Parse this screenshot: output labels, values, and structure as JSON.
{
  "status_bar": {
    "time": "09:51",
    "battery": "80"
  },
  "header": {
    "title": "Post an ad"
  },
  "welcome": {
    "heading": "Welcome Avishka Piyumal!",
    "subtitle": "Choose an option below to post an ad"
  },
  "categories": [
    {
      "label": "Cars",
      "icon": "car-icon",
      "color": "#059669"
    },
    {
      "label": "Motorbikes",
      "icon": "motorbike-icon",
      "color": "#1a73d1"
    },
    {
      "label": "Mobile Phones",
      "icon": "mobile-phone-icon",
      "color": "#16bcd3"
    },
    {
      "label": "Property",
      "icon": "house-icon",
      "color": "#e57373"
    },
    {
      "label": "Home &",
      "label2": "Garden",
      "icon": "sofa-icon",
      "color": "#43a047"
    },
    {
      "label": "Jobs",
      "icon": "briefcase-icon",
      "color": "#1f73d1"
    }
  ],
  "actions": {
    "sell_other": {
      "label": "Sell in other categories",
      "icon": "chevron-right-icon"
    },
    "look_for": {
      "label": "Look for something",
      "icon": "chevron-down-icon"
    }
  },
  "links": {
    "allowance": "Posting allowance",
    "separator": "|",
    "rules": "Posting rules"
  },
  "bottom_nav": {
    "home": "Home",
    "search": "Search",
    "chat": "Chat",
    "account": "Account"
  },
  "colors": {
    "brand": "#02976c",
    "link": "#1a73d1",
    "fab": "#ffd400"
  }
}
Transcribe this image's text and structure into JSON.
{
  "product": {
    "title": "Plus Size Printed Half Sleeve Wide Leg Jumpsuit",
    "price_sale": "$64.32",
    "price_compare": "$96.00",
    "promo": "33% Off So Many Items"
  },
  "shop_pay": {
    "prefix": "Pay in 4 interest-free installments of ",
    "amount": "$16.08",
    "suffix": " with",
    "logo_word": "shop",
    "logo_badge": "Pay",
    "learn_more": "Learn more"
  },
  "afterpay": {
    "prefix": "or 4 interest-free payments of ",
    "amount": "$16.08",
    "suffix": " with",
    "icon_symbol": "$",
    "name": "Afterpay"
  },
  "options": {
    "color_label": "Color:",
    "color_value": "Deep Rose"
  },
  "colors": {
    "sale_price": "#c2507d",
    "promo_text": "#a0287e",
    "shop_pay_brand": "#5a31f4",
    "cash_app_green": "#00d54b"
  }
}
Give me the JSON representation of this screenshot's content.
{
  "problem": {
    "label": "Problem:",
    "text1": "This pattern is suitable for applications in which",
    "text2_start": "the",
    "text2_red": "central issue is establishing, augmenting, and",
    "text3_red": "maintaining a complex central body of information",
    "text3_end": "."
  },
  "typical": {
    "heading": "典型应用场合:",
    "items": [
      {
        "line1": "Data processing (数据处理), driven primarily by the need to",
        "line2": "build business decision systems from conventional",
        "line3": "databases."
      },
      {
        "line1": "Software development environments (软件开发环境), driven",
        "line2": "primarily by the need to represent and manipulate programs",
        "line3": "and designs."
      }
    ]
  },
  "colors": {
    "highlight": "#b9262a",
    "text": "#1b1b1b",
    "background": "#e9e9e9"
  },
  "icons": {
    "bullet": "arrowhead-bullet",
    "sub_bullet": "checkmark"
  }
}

*Directive*. Reply with one number only: the count of lines in the entries that contain "Posting".

*Complete output*. 2